Direction: Skip every image and restate the data word for word.

Task material:

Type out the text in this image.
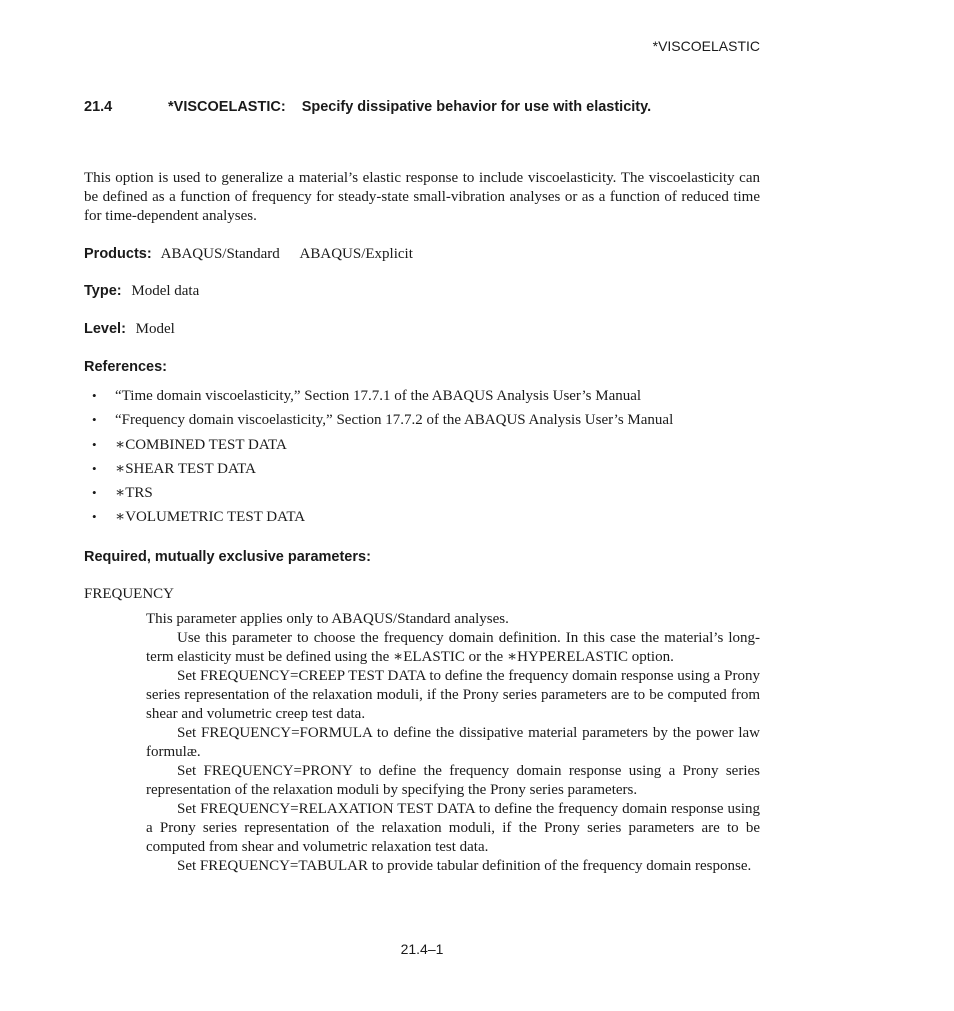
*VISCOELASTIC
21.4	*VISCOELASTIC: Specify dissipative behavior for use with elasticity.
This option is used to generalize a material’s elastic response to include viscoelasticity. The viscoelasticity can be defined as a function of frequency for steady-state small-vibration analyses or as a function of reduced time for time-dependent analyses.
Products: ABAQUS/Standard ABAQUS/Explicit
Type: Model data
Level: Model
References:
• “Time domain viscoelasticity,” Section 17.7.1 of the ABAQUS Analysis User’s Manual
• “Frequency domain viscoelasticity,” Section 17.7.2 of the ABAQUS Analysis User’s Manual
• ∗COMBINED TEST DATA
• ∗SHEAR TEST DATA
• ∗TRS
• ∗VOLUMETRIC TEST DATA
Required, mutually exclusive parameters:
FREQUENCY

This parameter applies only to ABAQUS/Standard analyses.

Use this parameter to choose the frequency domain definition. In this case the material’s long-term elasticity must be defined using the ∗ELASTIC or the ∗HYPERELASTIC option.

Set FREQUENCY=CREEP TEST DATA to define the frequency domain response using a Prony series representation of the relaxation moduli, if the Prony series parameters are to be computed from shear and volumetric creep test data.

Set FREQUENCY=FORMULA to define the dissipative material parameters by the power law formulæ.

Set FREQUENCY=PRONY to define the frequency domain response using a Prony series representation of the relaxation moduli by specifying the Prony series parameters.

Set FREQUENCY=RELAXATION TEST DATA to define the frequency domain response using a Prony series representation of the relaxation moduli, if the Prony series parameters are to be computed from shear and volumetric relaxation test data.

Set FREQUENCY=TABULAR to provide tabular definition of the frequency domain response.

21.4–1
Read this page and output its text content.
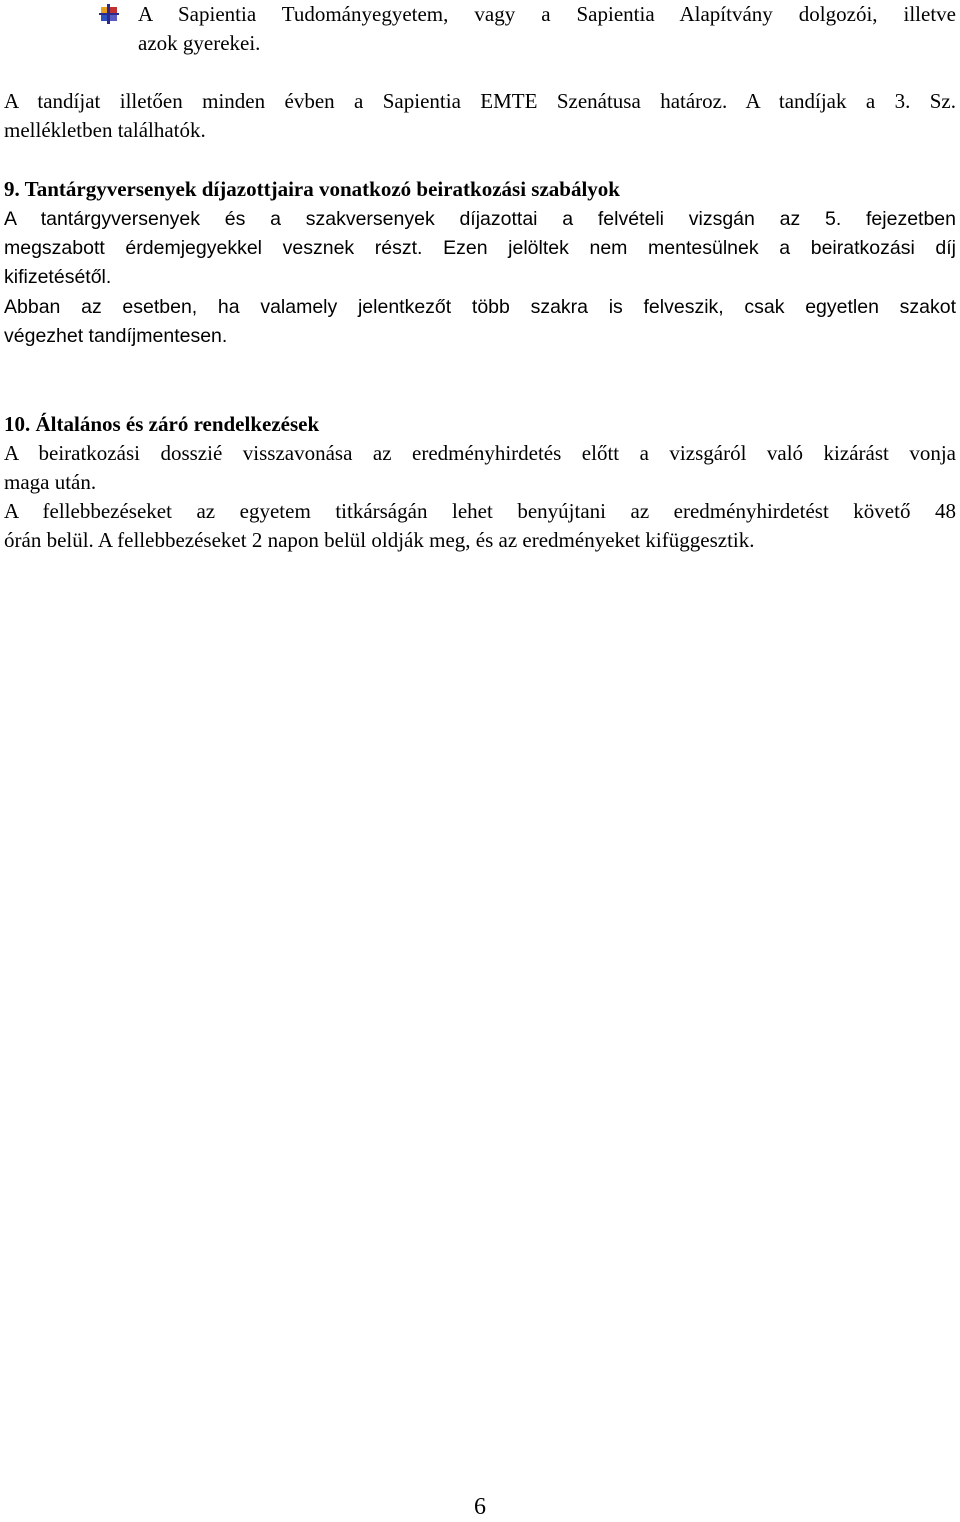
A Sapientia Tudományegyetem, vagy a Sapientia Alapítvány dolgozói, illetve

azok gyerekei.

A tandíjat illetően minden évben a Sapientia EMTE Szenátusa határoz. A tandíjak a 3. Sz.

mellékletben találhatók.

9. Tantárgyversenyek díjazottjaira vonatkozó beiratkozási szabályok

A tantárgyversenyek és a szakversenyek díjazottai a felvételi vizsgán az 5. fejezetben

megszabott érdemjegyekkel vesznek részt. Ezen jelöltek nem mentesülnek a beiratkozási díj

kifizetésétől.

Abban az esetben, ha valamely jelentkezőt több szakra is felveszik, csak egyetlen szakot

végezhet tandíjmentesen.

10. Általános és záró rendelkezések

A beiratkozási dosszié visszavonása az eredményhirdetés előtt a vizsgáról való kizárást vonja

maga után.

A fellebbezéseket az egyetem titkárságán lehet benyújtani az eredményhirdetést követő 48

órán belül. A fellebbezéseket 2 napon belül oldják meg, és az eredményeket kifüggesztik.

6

Reply to the exercise:
Type out the text in this image.
*VISCOELASTIC
21.4	*VISCOELASTIC: Specify dissipative behavior for use with elasticity.
This option is used to generalize a material’s elastic response to include viscoelasticity. The viscoelasticity can be defined as a function of frequency for steady-state small-vibration analyses or as a function of reduced time for time-dependent analyses.
Products: ABAQUS/Standard ABAQUS/Explicit
Type: Model data
Level: Model
References:
• “Time domain viscoelasticity,” Section 17.7.1 of the ABAQUS Analysis User’s Manual
• “Frequency domain viscoelasticity,” Section 17.7.2 of the ABAQUS Analysis User’s Manual
• ∗COMBINED TEST DATA
• ∗SHEAR TEST DATA
• ∗TRS
• ∗VOLUMETRIC TEST DATA
Required, mutually exclusive parameters:
FREQUENCY

This parameter applies only to ABAQUS/Standard analyses.

Use this parameter to choose the frequency domain definition. In this case the material’s long-term elasticity must be defined using the ∗ELASTIC or the ∗HYPERELASTIC option.

Set FREQUENCY=CREEP TEST DATA to define the frequency domain response using a Prony series representation of the relaxation moduli, if the Prony series parameters are to be computed from shear and volumetric creep test data.

Set FREQUENCY=FORMULA to define the dissipative material parameters by the power law formulæ.

Set FREQUENCY=PRONY to define the frequency domain response using a Prony series representation of the relaxation moduli by specifying the Prony series parameters.

Set FREQUENCY=RELAXATION TEST DATA to define the frequency domain response using a Prony series representation of the relaxation moduli, if the Prony series parameters are to be computed from shear and volumetric relaxation test data.

Set FREQUENCY=TABULAR to provide tabular definition of the frequency domain response.

21.4–1
Read this page and output its text content.
A Sapientia Tudományegyetem, vagy a Sapientia Alapítvány dolgozói, illetve

azok gyerekei.

A tandíjat illetően minden évben a Sapientia EMTE Szenátusa határoz. A tandíjak a 3. Sz.

mellékletben találhatók.

9. Tantárgyversenyek díjazottjaira vonatkozó beiratkozási szabályok

A tantárgyversenyek és a szakversenyek díjazottai a felvételi vizsgán az 5. fejezetben

megszabott érdemjegyekkel vesznek részt. Ezen jelöltek nem mentesülnek a beiratkozási díj

kifizetésétől.

Abban az esetben, ha valamely jelentkezőt több szakra is felveszik, csak egyetlen szakot

végezhet tandíjmentesen.

10. Általános és záró rendelkezések

A beiratkozási dosszié visszavonása az eredményhirdetés előtt a vizsgáról való kizárást vonja

maga után.

A fellebbezéseket az egyetem titkárságán lehet benyújtani az eredményhirdetést követő 48

órán belül. A fellebbezéseket 2 napon belül oldják meg, és az eredményeket kifüggesztik.

6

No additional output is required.